[START Data for the task]

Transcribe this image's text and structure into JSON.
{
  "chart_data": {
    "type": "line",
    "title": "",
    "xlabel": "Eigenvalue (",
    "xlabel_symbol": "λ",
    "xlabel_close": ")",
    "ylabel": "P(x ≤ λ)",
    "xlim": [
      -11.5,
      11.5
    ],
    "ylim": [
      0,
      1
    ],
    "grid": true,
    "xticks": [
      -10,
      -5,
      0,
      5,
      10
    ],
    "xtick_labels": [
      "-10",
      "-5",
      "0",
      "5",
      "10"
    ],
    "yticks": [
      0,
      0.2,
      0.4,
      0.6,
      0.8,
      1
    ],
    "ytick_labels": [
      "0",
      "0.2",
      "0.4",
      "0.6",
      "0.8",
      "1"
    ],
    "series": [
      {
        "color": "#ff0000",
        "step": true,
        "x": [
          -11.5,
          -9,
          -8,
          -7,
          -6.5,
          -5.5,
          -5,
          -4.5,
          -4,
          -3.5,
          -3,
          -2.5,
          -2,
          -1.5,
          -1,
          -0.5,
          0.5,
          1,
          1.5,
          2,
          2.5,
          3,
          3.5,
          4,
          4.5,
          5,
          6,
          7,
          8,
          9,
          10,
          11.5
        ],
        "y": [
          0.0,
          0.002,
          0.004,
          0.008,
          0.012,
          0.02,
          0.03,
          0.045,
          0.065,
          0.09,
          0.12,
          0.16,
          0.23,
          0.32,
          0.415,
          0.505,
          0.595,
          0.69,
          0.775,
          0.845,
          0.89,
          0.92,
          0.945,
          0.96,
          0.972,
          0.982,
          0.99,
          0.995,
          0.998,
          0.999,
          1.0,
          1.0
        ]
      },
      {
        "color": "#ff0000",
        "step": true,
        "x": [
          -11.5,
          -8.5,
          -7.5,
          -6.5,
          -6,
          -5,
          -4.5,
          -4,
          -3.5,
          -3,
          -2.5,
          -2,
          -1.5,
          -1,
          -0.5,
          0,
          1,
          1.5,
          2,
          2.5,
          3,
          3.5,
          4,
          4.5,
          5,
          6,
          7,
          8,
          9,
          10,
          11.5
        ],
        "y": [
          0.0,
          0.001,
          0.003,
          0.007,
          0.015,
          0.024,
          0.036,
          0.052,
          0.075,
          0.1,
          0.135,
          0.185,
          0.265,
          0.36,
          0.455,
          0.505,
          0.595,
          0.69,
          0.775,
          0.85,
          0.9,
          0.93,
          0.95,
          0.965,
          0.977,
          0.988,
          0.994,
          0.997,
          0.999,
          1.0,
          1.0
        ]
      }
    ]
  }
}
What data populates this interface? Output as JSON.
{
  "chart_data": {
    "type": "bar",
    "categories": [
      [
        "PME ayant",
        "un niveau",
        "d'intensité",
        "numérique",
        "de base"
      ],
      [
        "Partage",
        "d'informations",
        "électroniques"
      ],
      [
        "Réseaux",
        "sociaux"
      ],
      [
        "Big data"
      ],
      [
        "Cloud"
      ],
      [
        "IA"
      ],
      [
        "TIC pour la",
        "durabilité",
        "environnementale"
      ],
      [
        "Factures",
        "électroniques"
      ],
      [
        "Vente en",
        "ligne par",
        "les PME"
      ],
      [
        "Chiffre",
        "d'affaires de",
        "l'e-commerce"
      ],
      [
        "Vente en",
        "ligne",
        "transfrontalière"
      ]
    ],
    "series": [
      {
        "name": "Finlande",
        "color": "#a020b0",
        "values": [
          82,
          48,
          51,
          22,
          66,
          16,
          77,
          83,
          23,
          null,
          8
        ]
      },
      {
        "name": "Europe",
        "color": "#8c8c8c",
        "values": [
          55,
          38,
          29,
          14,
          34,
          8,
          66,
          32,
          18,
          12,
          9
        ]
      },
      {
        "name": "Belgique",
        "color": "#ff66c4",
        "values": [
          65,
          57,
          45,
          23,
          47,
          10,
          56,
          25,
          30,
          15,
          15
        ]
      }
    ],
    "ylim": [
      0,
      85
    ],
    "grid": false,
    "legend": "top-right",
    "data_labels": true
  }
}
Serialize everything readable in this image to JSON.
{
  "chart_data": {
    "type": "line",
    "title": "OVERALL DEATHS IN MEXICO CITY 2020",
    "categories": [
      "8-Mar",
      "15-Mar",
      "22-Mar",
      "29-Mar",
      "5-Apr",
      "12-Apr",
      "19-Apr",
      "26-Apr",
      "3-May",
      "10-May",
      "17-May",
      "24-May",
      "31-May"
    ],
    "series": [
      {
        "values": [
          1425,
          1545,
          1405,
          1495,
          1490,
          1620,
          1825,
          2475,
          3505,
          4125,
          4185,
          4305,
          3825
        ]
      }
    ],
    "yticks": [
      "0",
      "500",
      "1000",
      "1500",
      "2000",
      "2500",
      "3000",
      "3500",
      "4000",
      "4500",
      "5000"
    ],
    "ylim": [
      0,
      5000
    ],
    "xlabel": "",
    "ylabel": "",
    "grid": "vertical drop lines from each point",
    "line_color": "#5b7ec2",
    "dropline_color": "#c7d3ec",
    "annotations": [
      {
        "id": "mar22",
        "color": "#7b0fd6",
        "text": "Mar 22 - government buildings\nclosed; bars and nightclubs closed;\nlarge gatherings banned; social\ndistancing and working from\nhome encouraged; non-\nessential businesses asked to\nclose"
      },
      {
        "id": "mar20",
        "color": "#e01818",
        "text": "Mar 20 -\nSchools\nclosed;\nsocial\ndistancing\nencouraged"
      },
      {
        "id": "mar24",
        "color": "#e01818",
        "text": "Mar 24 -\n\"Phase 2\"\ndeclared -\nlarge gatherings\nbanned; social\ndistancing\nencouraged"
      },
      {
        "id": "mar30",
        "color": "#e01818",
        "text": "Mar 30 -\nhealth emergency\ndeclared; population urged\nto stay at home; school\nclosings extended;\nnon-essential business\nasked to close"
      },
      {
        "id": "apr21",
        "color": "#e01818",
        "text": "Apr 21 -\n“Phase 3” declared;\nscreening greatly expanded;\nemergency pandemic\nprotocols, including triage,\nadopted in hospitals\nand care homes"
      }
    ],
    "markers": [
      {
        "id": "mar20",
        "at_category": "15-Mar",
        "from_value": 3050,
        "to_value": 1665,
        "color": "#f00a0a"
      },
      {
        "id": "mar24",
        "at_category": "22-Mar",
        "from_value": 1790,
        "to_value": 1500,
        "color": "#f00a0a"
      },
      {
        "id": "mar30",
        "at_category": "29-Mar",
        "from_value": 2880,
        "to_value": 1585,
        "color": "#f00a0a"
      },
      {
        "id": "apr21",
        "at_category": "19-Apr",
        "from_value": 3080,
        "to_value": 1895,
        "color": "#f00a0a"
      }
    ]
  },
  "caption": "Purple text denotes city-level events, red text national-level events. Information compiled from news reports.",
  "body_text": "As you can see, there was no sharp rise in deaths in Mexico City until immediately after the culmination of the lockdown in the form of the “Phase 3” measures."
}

[END Data for the task]

» Requirement: Make an exact copy of all the data.

» Solution to the exercise:
Transcribe this image's text and structure into JSON.
{
  "chart_data": {
    "type": "line",
    "title": "",
    "xlabel": "Eigenvalue (",
    "xlabel_symbol": "λ",
    "xlabel_close": ")",
    "ylabel": "P(x ≤ λ)",
    "xlim": [
      -11.5,
      11.5
    ],
    "ylim": [
      0,
      1
    ],
    "grid": true,
    "xticks": [
      -10,
      -5,
      0,
      5,
      10
    ],
    "xtick_labels": [
      "-10",
      "-5",
      "0",
      "5",
      "10"
    ],
    "yticks": [
      0,
      0.2,
      0.4,
      0.6,
      0.8,
      1
    ],
    "ytick_labels": [
      "0",
      "0.2",
      "0.4",
      "0.6",
      "0.8",
      "1"
    ],
    "series": [
      {
        "color": "#ff0000",
        "step": true,
        "x": [
          -11.5,
          -9,
          -8,
          -7,
          -6.5,
          -5.5,
          -5,
          -4.5,
          -4,
          -3.5,
          -3,
          -2.5,
          -2,
          -1.5,
          -1,
          -0.5,
          0.5,
          1,
          1.5,
          2,
          2.5,
          3,
          3.5,
          4,
          4.5,
          5,
          6,
          7,
          8,
          9,
          10,
          11.5
        ],
        "y": [
          0.0,
          0.002,
          0.004,
          0.008,
          0.012,
          0.02,
          0.03,
          0.045,
          0.065,
          0.09,
          0.12,
          0.16,
          0.23,
          0.32,
          0.415,
          0.505,
          0.595,
          0.69,
          0.775,
          0.845,
          0.89,
          0.92,
          0.945,
          0.96,
          0.972,
          0.982,
          0.99,
          0.995,
          0.998,
          0.999,
          1.0,
          1.0
        ]
      },
      {
        "color": "#ff0000",
        "step": true,
        "x": [
          -11.5,
          -8.5,
          -7.5,
          -6.5,
          -6,
          -5,
          -4.5,
          -4,
          -3.5,
          -3,
          -2.5,
          -2,
          -1.5,
          -1,
          -0.5,
          0,
          1,
          1.5,
          2,
          2.5,
          3,
          3.5,
          4,
          4.5,
          5,
          6,
          7,
          8,
          9,
          10,
          11.5
        ],
        "y": [
          0.0,
          0.001,
          0.003,
          0.007,
          0.015,
          0.024,
          0.036,
          0.052,
          0.075,
          0.1,
          0.135,
          0.185,
          0.265,
          0.36,
          0.455,
          0.505,
          0.595,
          0.69,
          0.775,
          0.85,
          0.9,
          0.93,
          0.95,
          0.965,
          0.977,
          0.988,
          0.994,
          0.997,
          0.999,
          1.0,
          1.0
        ]
      }
    ]
  }
}
What data populates this interface? Output as JSON.
{
  "chart_data": {
    "type": "bar",
    "categories": [
      [
        "PME ayant",
        "un niveau",
        "d'intensité",
        "numérique",
        "de base"
      ],
      [
        "Partage",
        "d'informations",
        "électroniques"
      ],
      [
        "Réseaux",
        "sociaux"
      ],
      [
        "Big data"
      ],
      [
        "Cloud"
      ],
      [
        "IA"
      ],
      [
        "TIC pour la",
        "durabilité",
        "environnementale"
      ],
      [
        "Factures",
        "électroniques"
      ],
      [
        "Vente en",
        "ligne par",
        "les PME"
      ],
      [
        "Chiffre",
        "d'affaires de",
        "l'e-commerce"
      ],
      [
        "Vente en",
        "ligne",
        "transfrontalière"
      ]
    ],
    "series": [
      {
        "name": "Finlande",
        "color": "#a020b0",
        "values": [
          82,
          48,
          51,
          22,
          66,
          16,
          77,
          83,
          23,
          null,
          8
        ]
      },
      {
        "name": "Europe",
        "color": "#8c8c8c",
        "values": [
          55,
          38,
          29,
          14,
          34,
          8,
          66,
          32,
          18,
          12,
          9
        ]
      },
      {
        "name": "Belgique",
        "color": "#ff66c4",
        "values": [
          65,
          57,
          45,
          23,
          47,
          10,
          56,
          25,
          30,
          15,
          15
        ]
      }
    ],
    "ylim": [
      0,
      85
    ],
    "grid": false,
    "legend": "top-right",
    "data_labels": true
  }
}
Serialize everything readable in this image to JSON.
{
  "chart_data": {
    "type": "line",
    "title": "OVERALL DEATHS IN MEXICO CITY 2020",
    "categories": [
      "8-Mar",
      "15-Mar",
      "22-Mar",
      "29-Mar",
      "5-Apr",
      "12-Apr",
      "19-Apr",
      "26-Apr",
      "3-May",
      "10-May",
      "17-May",
      "24-May",
      "31-May"
    ],
    "series": [
      {
        "values": [
          1425,
          1545,
          1405,
          1495,
          1490,
          1620,
          1825,
          2475,
          3505,
          4125,
          4185,
          4305,
          3825
        ]
      }
    ],
    "yticks": [
      "0",
      "500",
      "1000",
      "1500",
      "2000",
      "2500",
      "3000",
      "3500",
      "4000",
      "4500",
      "5000"
    ],
    "ylim": [
      0,
      5000
    ],
    "xlabel": "",
    "ylabel": "",
    "grid": "vertical drop lines from each point",
    "line_color": "#5b7ec2",
    "dropline_color": "#c7d3ec",
    "annotations": [
      {
        "id": "mar22",
        "color": "#7b0fd6",
        "text": "Mar 22 - government buildings\nclosed; bars and nightclubs closed;\nlarge gatherings banned; social\ndistancing and working from\nhome encouraged; non-\nessential businesses asked to\nclose"
      },
      {
        "id": "mar20",
        "color": "#e01818",
        "text": "Mar 20 -\nSchools\nclosed;\nsocial\ndistancing\nencouraged"
      },
      {
        "id": "mar24",
        "color": "#e01818",
        "text": "Mar 24 -\n\"Phase 2\"\ndeclared -\nlarge gatherings\nbanned; social\ndistancing\nencouraged"
      },
      {
        "id": "mar30",
        "color": "#e01818",
        "text": "Mar 30 -\nhealth emergency\ndeclared; population urged\nto stay at home; school\nclosings extended;\nnon-essential business\nasked to close"
      },
      {
        "id": "apr21",
        "color": "#e01818",
        "text": "Apr 21 -\n“Phase 3” declared;\nscreening greatly expanded;\nemergency pandemic\nprotocols, including triage,\nadopted in hospitals\nand care homes"
      }
    ],
    "markers": [
      {
        "id": "mar20",
        "at_category": "15-Mar",
        "from_value": 3050,
        "to_value": 1665,
        "color": "#f00a0a"
      },
      {
        "id": "mar24",
        "at_category": "22-Mar",
        "from_value": 1790,
        "to_value": 1500,
        "color": "#f00a0a"
      },
      {
        "id": "mar30",
        "at_category": "29-Mar",
        "from_value": 2880,
        "to_value": 1585,
        "color": "#f00a0a"
      },
      {
        "id": "apr21",
        "at_category": "19-Apr",
        "from_value": 3080,
        "to_value": 1895,
        "color": "#f00a0a"
      }
    ]
  },
  "caption": "Purple text denotes city-level events, red text national-level events. Information compiled from news reports.",
  "body_text": "As you can see, there was no sharp rise in deaths in Mexico City until immediately after the culmination of the lockdown in the form of the “Phase 3” measures."
}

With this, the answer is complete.